● **Instruction**
Each line that holds the word "以旧换新" should be returned.

● **Supplied entries**
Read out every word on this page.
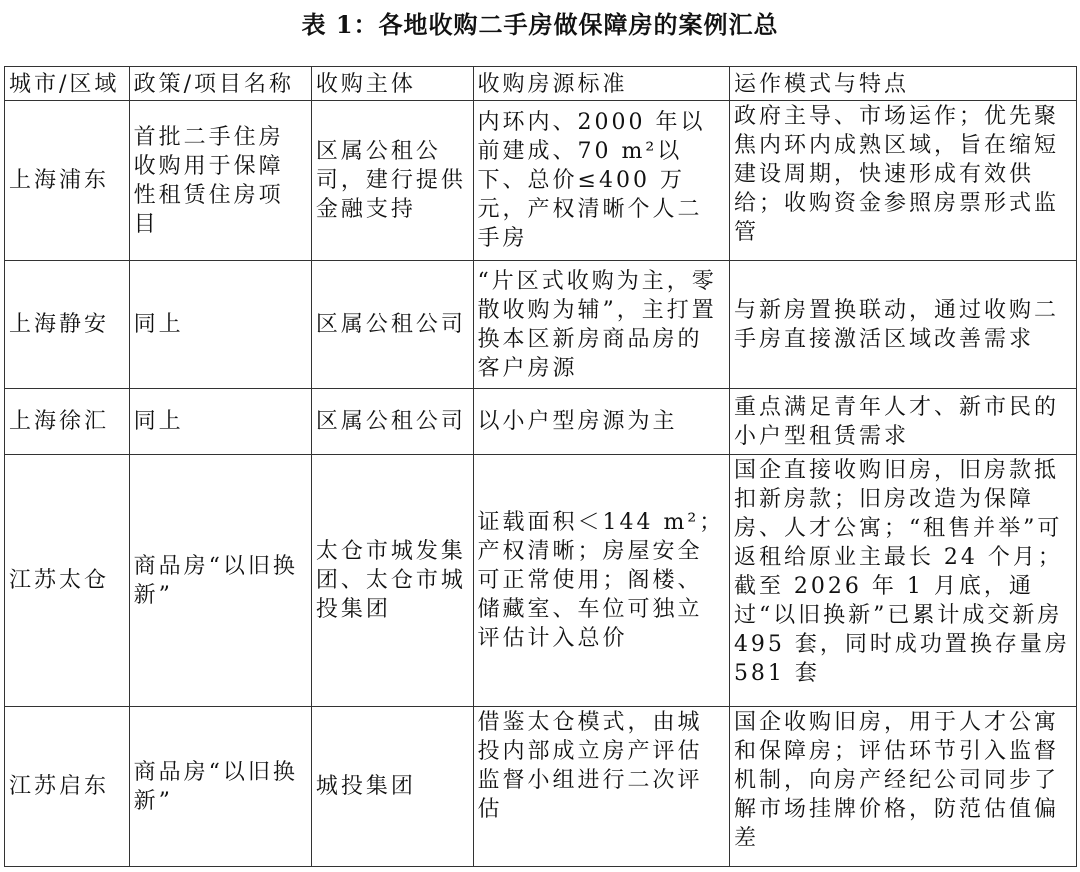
表 1：各地收购二手房做保障房的案例汇总
城市/区域	政策/项目名称	收购主体	收购房源标准	运作模式与特点
上海浦东	首批二手住房收购用于保障性租赁住房项目	区属公租公司，建行提供金融支持	内环内、2000 年以前建成、70 m²以下、总价≤400 万元，产权清晰个人二手房	政府主导、市场运作；优先聚焦内环内成熟区域，旨在缩短建设周期，快速形成有效供给；收购资金参照房票形式监管
上海静安	同上	区属公租公司	“片区式收购为主，零散收购为辅”，主打置换本区新房商品房的客户房源	与新房置换联动，通过收购二手房直接激活区域改善需求
上海徐汇	同上	区属公租公司	以小户型房源为主	重点满足青年人才、新市民的小户型租赁需求
江苏太仓	商品房“以旧换新”	太仓市城发集团、太仓市城投集团	证载面积＜144 m²；产权清晰；房屋安全可正常使用；阁楼、储藏室、车位可独立评估计入总价	国企直接收购旧房，旧房款抵扣新房款；旧房改造为保障房、人才公寓；“租售并举”可返租给原业主最长 24 个月；截至 2026 年 1 月底，通过“以旧换新”已累计成交新房 495 套，同时成功置换存量房 581 套
江苏启东	商品房“以旧换新”	城投集团	借鉴太仓模式，由城投内部成立房产评估监督小组进行二次评估	国企收购旧房，用于人才公寓和保障房；评估环节引入监督机制，向房产经纪公司同步了解市场挂牌价格，防范估值偏差
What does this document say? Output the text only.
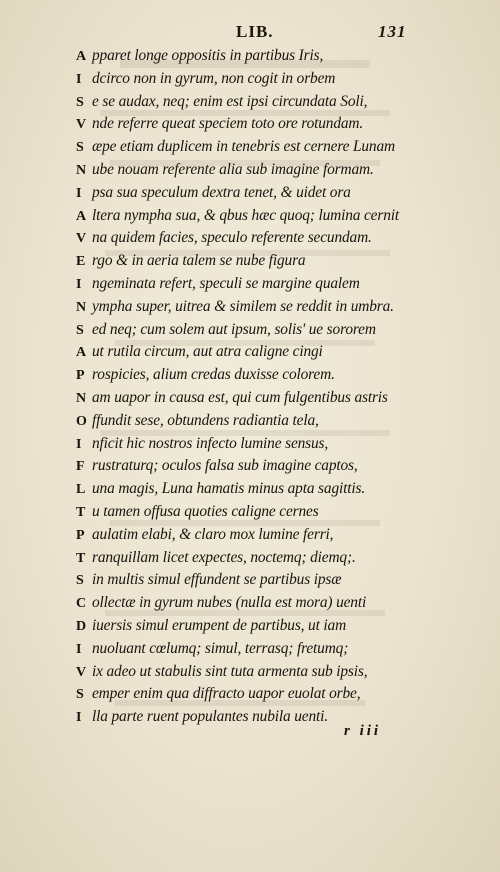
LIB.	131
A pparet longe oppositis in partibus Iris,
I dcirco non in gyrum, non cogit in orbem
S e se audax, neq; enim est ipsi circundata Soli,
V nde referre queat speciem toto ore rotundam.
S æpe etiam duplicem in tenebris est cernere Lunam
N ube nouam referente alia sub imagine formam.
I psa sua speculum dextra tenet, & uidet ora
A ltera nympha sua, & qbus hæc quoq; lumina cernit
V na quidem facies, speculo referente secundam.
E rgo & in aeria talem se nube figura
I ngeminata refert, speculi se margine qualem
N ympha super, uitrea & similem se reddit in umbra.
S ed neq; cum solem aut ipsum, solis' ue sororem
A ut rutila circum, aut atra caligne cingi
P rospicies, alium credas duxisse colorem.
N am uapor in causa est, qui cum fulgentibus astris
O ffundit sese, obtundens radiantia tela,
I nficit hic nostros infecto lumine sensus,
F rustraturq; oculos falsa sub imagine captos,
L una magis, Luna hamatis minus apta sagittis.
T u tamen offusa quoties caligne cernes
P aulatim elabi, & claro mox lumine ferri,
T ranquillam licet expectes, noctemq; diemq;.
S in multis simul effundent se partibus ipsæ
C ollectæ in gyrum nubes (nulla est mora) uenti
D iuersis simul erumpent de partibus, ut iam
I nuoluant cœlumq; simul, terrasq; fretumq;
V ix adeo ut stabulis sint tuta armenta sub ipsis,
S emper enim qua diffracto uapor euolat orbe,
I lla parte ruent populantes nubila uenti.
r iii
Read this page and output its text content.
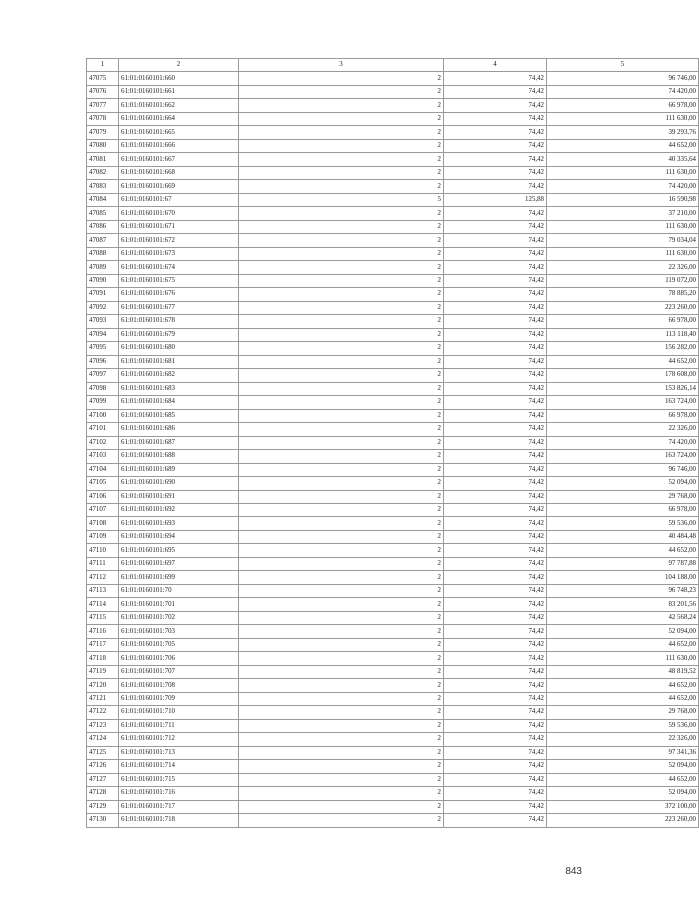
1	2	3	4	5
47075	61:01:0160101:660	2	74,42	96 746,00
47076	61:01:0160101:661	2	74,42	74 420,00
47077	61:01:0160101:662	2	74,42	66 978,00
47078	61:01:0160101:664	2	74,42	111 630,00
47079	61:01:0160101:665	2	74,42	39 293,76
47080	61:01:0160101:666	2	74,42	44 652,00
47081	61:01:0160101:667	2	74,42	40 335,64
47082	61:01:0160101:668	2	74,42	111 630,00
47083	61:01:0160101:669	2	74,42	74 420,00
47084	61:01:0160101:67	5	125,88	16 590,98
47085	61:01:0160101:670	2	74,42	37 210,00
47086	61:01:0160101:671	2	74,42	111 630,00
47087	61:01:0160101:672	2	74,42	79 034,04
47088	61:01:0160101:673	2	74,42	111 630,00
47089	61:01:0160101:674	2	74,42	22 326,00
47090	61:01:0160101:675	2	74,42	119 072,00
47091	61:01:0160101:676	2	74,42	78 885,20
47092	61:01:0160101:677	2	74,42	223 260,00
47093	61:01:0160101:678	2	74,42	66 978,00
47094	61:01:0160101:679	2	74,42	113 118,40
47095	61:01:0160101:680	2	74,42	156 282,00
47096	61:01:0160101:681	2	74,42	44 652,00
47097	61:01:0160101:682	2	74,42	178 608,00
47098	61:01:0160101:683	2	74,42	153 826,14
47099	61:01:0160101:684	2	74,42	163 724,00
47100	61:01:0160101:685	2	74,42	66 978,00
47101	61:01:0160101:686	2	74,42	22 326,00
47102	61:01:0160101:687	2	74,42	74 420,00
47103	61:01:0160101:688	2	74,42	163 724,00
47104	61:01:0160101:689	2	74,42	96 746,00
47105	61:01:0160101:690	2	74,42	52 094,00
47106	61:01:0160101:691	2	74,42	29 768,00
47107	61:01:0160101:692	2	74,42	66 978,00
47108	61:01:0160101:693	2	74,42	59 536,00
47109	61:01:0160101:694	2	74,42	40 484,48
47110	61:01:0160101:695	2	74,42	44 652,00
47111	61:01:0160101:697	2	74,42	97 787,88
47112	61:01:0160101:699	2	74,42	104 188,00
47113	61:01:0160101:70	2	74,42	96 748,23
47114	61:01:0160101:701	2	74,42	83 201,56
47115	61:01:0160101:702	2	74,42	42 568,24
47116	61:01:0160101:703	2	74,42	52 094,00
47117	61:01:0160101:705	2	74,42	44 652,00
47118	61:01:0160101:706	2	74,42	111 630,00
47119	61:01:0160101:707	2	74,42	48 819,52
47120	61:01:0160101:708	2	74,42	44 652,00
47121	61:01:0160101:709	2	74,42	44 652,00
47122	61:01:0160101:710	2	74,42	29 768,00
47123	61:01:0160101:711	2	74,42	59 536,00
47124	61:01:0160101:712	2	74,42	22 326,00
47125	61:01:0160101:713	2	74,42	97 341,36
47126	61:01:0160101:714	2	74,42	52 094,00
47127	61:01:0160101:715	2	74,42	44 652,00
47128	61:01:0160101:716	2	74,42	52 094,00
47129	61:01:0160101:717	2	74,42	372 100,00
47130	61:01:0160101:718	2	74,42	223 260,00
843
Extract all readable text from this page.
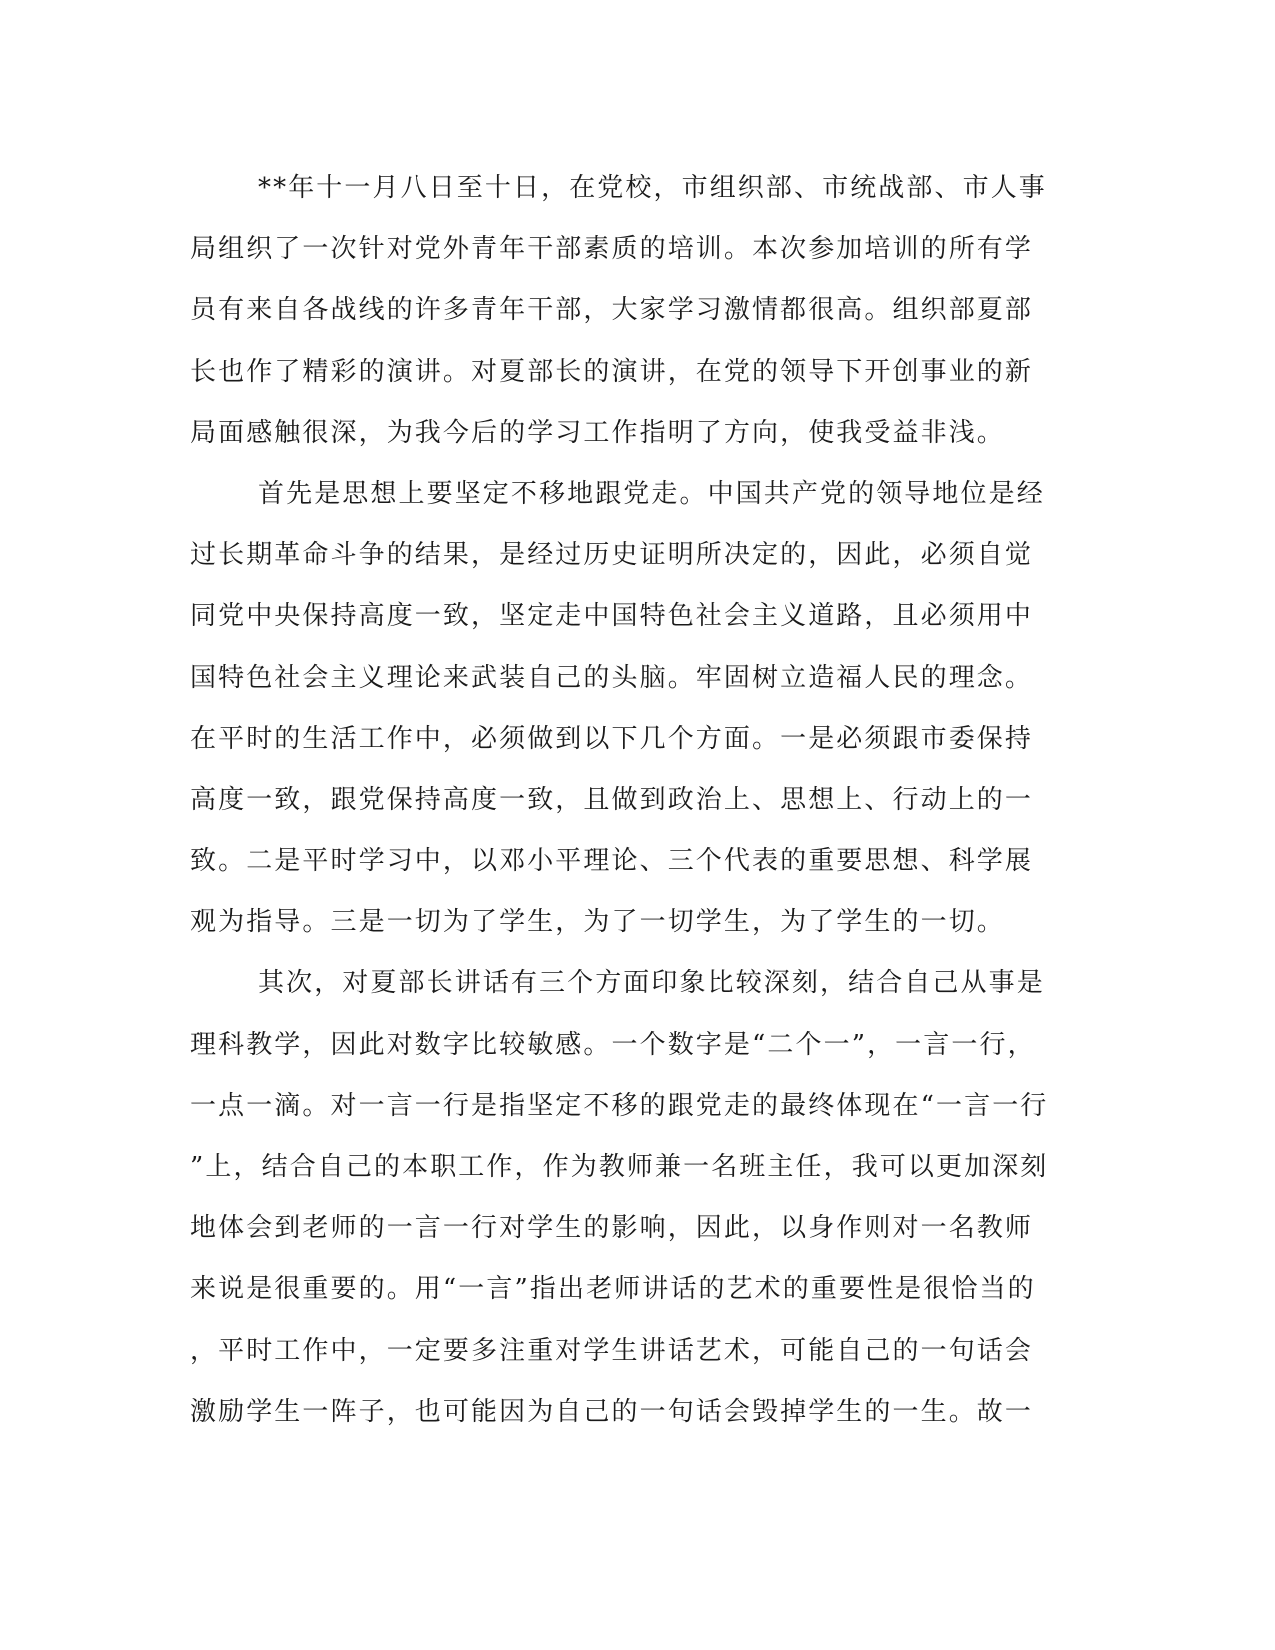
**年十一月八日至十日，在党校，市组织部、市统战部、市人事
局组织了一次针对党外青年干部素质的培训。本次参加培训的所有学
员有来自各战线的许多青年干部，大家学习激情都很高。组织部夏部
长也作了精彩的演讲。对夏部长的演讲，在党的领导下开创事业的新
局面感触很深，为我今后的学习工作指明了方向，使我受益非浅。
首先是思想上要坚定不移地跟党走。中国共产党的领导地位是经
过长期革命斗争的结果，是经过历史证明所决定的，因此，必须自觉
同党中央保持高度一致，坚定走中国特色社会主义道路，且必须用中
国特色社会主义理论来武装自己的头脑。牢固树立造福人民的理念。
在平时的生活工作中，必须做到以下几个方面。一是必须跟市委保持
高度一致，跟党保持高度一致，且做到政治上、思想上、行动上的一
致。二是平时学习中，以邓小平理论、三个代表的重要思想、科学展
观为指导。三是一切为了学生，为了一切学生，为了学生的一切。
其次，对夏部长讲话有三个方面印象比较深刻，结合自己从事是
理科教学，因此对数字比较敏感。一个数字是“二个一”，一言一行，
一点一滴。对一言一行是指坚定不移的跟党走的最终体现在“一言一行
”上，结合自己的本职工作，作为教师兼一名班主任，我可以更加深刻
地体会到老师的一言一行对学生的影响，因此，以身作则对一名教师
来说是很重要的。用“一言”指出老师讲话的艺术的重要性是很恰当的
，平时工作中，一定要多注重对学生讲话艺术，可能自己的一句话会
激励学生一阵子，也可能因为自己的一句话会毁掉学生的一生。故一
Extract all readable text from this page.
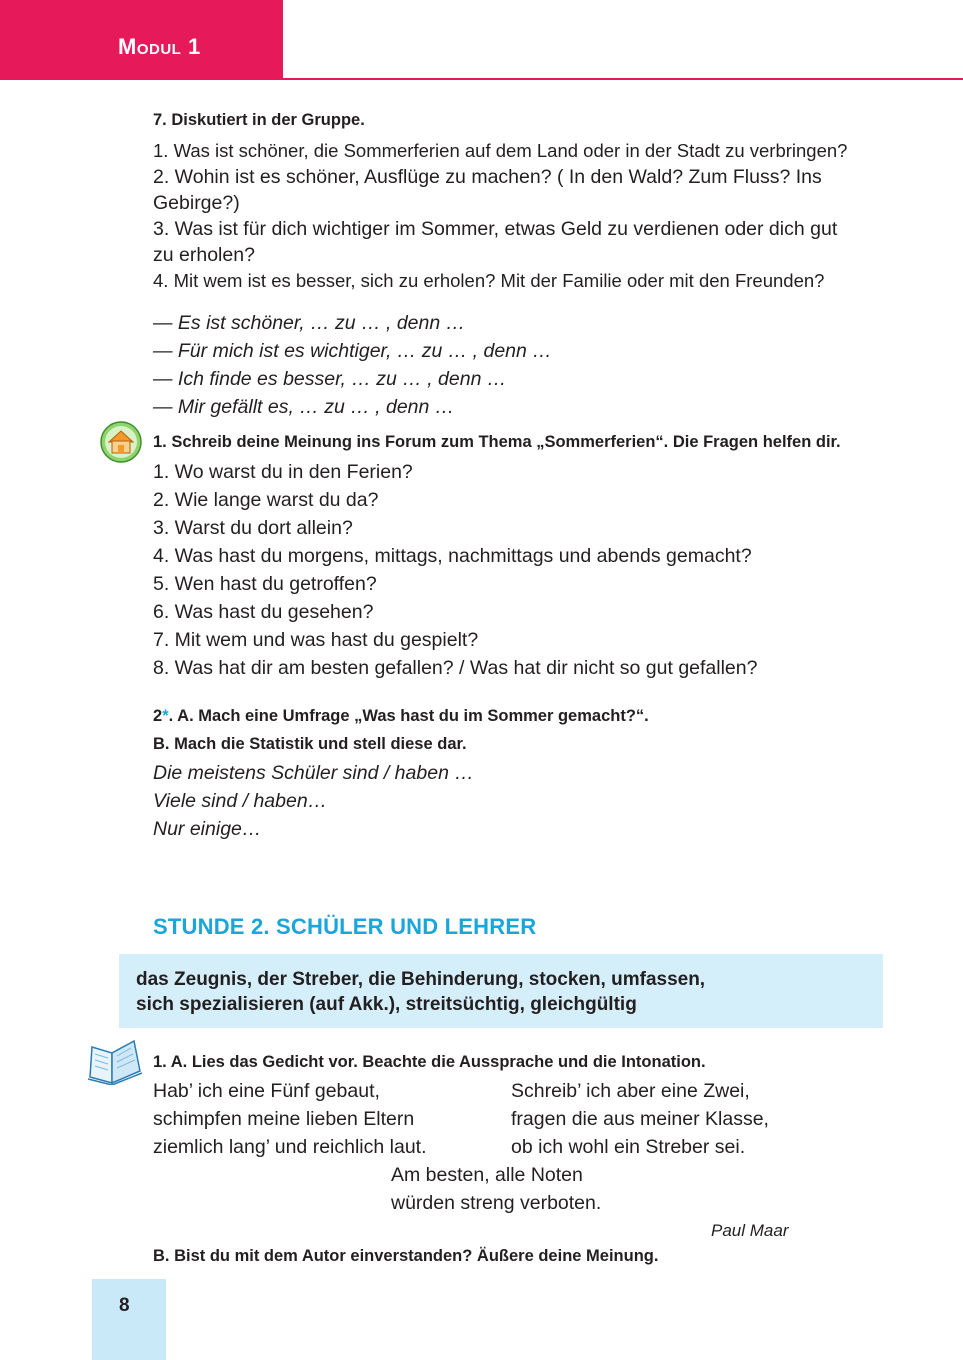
Modul 1
7. Diskutiert in der Gruppe.
1. Was ist schöner, die Sommerferien auf dem Land oder in der Stadt zu verbringen?
2. Wohin ist es schöner, Ausflüge zu machen? ( In den Wald? Zum Fluss? Ins
Gebirge?)
3. Was ist für dich wichtiger im Sommer, etwas Geld zu verdienen oder dich gut
zu erholen?
4. Mit wem ist es besser, sich zu erholen? Mit der Familie oder mit den Freunden?
— Es ist schöner, … zu … , denn …
— Für mich ist es wichtiger, … zu … , denn …
— Ich finde es besser, … zu … , denn …
— Mir gefällt es, … zu … , denn …
1. Schreib deine Meinung ins Forum zum Thema „Sommerferien“. Die Fragen helfen dir.
1. Wo warst du in den Ferien?
2. Wie lange warst du da?
3. Warst du dort allein?
4. Was hast du morgens, mittags, nachmittags und abends gemacht?
5. Wen hast du getroffen?
6. Was hast du gesehen?
7. Mit wem und was hast du gespielt?
8. Was hat dir am besten gefallen? / Was hat dir nicht so gut gefallen?
2*. A. Mach eine Umfrage „Was hast du im Sommer gemacht?“.
B. Mach die Statistik und stell diese dar.
Die meistens Schüler sind / haben …
Viele sind / haben…
Nur einige…
STUNDE 2. SCHÜLER UND LEHRER
das Zeugnis, der Streber, die Behinderung, stocken, umfassen,
sich spezialisieren (auf Akk.), streitsüchtig, gleichgültig
1. A. Lies das Gedicht vor. Beachte die Aussprache und die Intonation.
Hab’ ich eine Fünf gebaut,
schimpfen meine lieben Eltern
ziemlich lang’ und reichlich laut.
Schreib’ ich aber eine Zwei,
fragen die aus meiner Klasse,
ob ich wohl ein Streber sei.
Am besten, alle Noten
würden streng verboten.
Paul Maar
B. Bist du mit dem Autor einverstanden? Äußere deine Meinung.
8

● **Response to the task**
江苏太仓	商品房“以旧换新”	太仓市城发集团、太仓市城投集团	证载面积＜144 m²；产权清晰；房屋安全可正常使用；阁楼、储藏室、车位可独立评估计入总价	国企直接收购旧房，旧房款抵扣新房款；旧房改造为保障房、人才公寓；“租售并举”可返租给原业主最长 24 个月；截至 2026 年 1 月底，通过“以旧换新”已累计成交新房 495 套，同时成功置换存量房 581 套
江苏启东	商品房“以旧换新”	城投集团	借鉴太仓模式，由城投内部成立房产评估监督小组进行二次评估	国企收购旧房，用于人才公寓和保障房；评估环节引入监督机制，向房产经纪公司同步了解市场挂牌价格，防范估值偏差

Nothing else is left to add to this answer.